Dataset records:
..........

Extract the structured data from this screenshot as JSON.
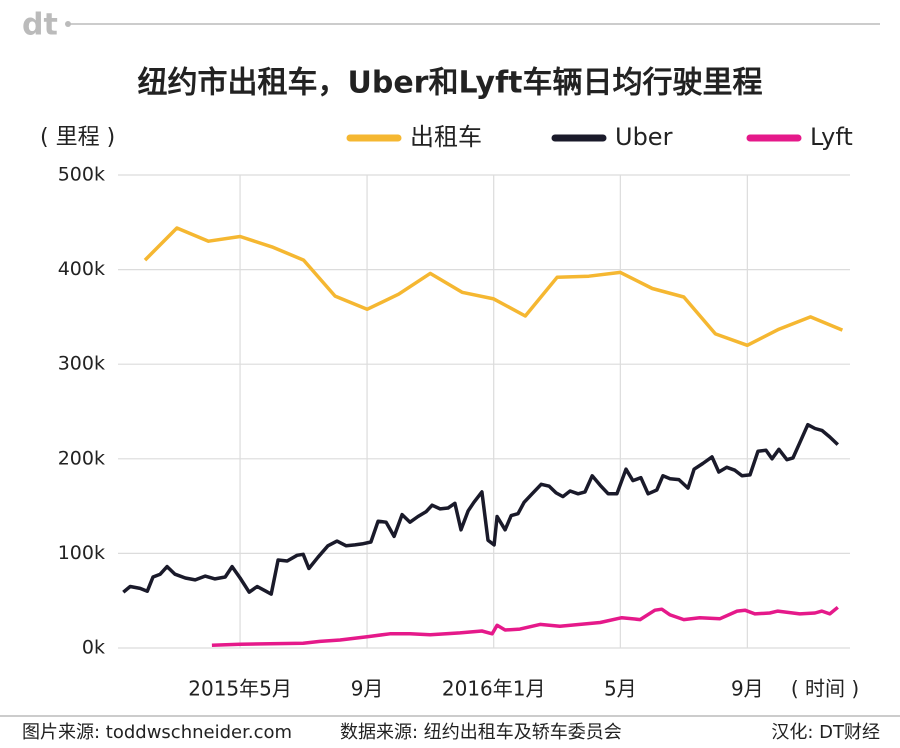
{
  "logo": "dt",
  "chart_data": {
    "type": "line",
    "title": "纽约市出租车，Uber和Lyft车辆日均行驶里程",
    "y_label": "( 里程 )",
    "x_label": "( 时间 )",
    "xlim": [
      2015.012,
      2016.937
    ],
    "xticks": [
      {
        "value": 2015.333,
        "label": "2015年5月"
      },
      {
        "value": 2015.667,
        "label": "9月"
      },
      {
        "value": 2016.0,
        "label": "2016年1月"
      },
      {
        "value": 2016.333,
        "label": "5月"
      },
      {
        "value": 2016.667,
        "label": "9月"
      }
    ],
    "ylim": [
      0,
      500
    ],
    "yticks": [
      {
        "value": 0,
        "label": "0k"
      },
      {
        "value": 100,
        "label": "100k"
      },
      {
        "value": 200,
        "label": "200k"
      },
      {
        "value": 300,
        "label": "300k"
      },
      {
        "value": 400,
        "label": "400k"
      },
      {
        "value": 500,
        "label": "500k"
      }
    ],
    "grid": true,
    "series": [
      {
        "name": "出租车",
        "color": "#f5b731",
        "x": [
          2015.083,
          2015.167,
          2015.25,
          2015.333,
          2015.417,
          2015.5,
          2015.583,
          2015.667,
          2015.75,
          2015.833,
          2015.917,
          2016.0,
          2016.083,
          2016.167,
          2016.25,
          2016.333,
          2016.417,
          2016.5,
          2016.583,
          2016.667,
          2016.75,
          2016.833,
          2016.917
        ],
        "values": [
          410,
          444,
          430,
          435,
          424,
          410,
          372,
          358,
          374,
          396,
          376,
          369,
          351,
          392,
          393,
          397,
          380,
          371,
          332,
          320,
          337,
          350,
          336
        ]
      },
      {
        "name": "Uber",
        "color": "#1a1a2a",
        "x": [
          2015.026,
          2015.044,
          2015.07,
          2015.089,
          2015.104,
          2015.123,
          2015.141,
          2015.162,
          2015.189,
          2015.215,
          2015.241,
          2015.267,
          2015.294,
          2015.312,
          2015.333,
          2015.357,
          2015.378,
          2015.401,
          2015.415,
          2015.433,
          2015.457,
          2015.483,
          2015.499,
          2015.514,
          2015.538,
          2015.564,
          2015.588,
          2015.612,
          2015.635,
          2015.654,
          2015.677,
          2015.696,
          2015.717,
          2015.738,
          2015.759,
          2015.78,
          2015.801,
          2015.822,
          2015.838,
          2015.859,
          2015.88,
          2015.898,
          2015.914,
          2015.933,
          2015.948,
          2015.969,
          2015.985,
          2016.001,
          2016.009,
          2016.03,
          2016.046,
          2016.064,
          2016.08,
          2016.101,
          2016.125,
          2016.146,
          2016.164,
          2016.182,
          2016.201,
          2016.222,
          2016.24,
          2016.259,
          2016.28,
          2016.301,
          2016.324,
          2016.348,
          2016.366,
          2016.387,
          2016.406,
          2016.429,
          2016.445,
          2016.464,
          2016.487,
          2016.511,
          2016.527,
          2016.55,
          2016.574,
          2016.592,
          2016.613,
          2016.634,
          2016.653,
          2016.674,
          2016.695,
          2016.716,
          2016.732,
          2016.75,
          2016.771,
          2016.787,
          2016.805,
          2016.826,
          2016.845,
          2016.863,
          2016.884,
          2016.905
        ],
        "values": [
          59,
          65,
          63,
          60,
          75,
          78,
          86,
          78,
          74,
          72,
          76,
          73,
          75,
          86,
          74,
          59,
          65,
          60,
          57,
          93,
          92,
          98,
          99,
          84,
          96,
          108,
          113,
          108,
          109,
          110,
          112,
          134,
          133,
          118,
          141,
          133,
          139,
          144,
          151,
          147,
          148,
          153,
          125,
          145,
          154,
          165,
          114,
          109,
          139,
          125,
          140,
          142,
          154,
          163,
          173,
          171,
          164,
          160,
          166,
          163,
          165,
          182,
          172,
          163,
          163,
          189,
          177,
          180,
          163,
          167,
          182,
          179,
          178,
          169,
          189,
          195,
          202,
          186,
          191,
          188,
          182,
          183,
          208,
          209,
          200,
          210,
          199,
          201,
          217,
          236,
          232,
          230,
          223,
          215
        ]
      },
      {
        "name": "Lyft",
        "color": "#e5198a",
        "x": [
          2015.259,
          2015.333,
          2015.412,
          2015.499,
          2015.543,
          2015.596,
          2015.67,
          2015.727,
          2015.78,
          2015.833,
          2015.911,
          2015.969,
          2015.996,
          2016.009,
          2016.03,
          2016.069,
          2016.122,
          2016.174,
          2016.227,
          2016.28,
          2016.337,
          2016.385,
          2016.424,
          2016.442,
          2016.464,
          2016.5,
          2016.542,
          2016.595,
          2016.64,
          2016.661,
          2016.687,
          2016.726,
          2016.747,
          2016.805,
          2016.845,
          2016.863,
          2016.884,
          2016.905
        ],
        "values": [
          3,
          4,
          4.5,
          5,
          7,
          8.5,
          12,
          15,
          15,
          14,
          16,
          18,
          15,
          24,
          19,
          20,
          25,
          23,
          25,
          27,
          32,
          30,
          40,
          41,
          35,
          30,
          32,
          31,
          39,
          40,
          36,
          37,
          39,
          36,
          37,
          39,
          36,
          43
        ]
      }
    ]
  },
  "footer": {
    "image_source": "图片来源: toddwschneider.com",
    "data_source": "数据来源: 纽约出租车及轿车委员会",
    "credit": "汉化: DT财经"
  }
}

..........

## What to produce:
Pull out all lines of the data with the string "color".

## Answer to the task:
        "color": "#f5b731",
        "color": "#1a1a2a",
        "color": "#e5198a",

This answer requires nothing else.